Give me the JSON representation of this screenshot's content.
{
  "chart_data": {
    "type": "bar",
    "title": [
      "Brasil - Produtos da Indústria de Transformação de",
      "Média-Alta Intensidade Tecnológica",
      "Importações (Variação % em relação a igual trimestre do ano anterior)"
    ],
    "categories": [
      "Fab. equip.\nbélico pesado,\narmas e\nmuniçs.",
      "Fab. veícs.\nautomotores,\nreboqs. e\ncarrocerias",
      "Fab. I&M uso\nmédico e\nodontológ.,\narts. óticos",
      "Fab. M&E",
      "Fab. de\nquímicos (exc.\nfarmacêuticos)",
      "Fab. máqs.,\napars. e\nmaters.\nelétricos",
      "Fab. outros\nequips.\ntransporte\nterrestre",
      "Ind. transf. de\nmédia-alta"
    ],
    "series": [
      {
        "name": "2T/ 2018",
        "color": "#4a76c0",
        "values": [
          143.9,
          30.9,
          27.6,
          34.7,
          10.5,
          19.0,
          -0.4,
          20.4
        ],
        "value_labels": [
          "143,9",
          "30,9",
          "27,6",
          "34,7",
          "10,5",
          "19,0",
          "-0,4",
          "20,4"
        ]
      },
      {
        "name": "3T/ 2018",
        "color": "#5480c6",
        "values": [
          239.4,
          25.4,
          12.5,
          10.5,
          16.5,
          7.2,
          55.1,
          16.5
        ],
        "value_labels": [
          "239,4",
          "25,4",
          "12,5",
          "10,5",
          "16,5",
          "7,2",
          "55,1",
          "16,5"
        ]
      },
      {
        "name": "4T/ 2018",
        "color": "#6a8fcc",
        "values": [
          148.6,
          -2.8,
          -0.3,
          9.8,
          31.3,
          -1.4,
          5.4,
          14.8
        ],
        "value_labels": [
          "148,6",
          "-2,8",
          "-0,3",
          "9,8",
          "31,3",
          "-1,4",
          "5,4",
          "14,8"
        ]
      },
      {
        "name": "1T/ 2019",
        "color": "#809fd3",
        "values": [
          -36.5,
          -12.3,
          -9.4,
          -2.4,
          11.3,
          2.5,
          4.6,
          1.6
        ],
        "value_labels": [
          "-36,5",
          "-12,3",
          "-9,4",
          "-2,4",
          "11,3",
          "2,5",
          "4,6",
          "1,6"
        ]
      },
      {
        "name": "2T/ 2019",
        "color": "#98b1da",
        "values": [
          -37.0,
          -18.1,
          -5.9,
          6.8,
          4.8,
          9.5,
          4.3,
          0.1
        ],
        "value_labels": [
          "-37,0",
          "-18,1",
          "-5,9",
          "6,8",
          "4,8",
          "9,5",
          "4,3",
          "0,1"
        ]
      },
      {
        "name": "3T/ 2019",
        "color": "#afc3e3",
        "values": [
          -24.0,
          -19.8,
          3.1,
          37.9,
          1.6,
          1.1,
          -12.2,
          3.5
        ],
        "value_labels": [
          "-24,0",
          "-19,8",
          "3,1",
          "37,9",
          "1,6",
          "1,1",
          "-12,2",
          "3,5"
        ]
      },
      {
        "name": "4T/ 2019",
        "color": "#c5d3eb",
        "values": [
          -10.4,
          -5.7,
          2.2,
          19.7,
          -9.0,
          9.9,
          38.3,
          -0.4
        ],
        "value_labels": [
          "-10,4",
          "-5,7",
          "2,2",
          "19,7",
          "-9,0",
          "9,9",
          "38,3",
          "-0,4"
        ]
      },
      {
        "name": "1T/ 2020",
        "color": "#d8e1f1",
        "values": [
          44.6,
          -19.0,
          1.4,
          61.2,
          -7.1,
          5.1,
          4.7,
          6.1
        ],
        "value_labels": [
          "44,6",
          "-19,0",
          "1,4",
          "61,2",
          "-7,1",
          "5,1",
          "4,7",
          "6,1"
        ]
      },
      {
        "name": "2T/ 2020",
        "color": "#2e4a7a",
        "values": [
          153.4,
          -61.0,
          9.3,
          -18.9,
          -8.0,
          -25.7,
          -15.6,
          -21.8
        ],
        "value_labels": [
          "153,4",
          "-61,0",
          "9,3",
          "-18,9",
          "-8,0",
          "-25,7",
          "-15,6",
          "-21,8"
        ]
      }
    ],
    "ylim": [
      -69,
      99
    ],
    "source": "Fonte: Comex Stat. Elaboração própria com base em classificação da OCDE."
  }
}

--

**Task details**
In the records above, tally the lines where the word "name" appears, and give the number and nothing else.

**Finished task**
9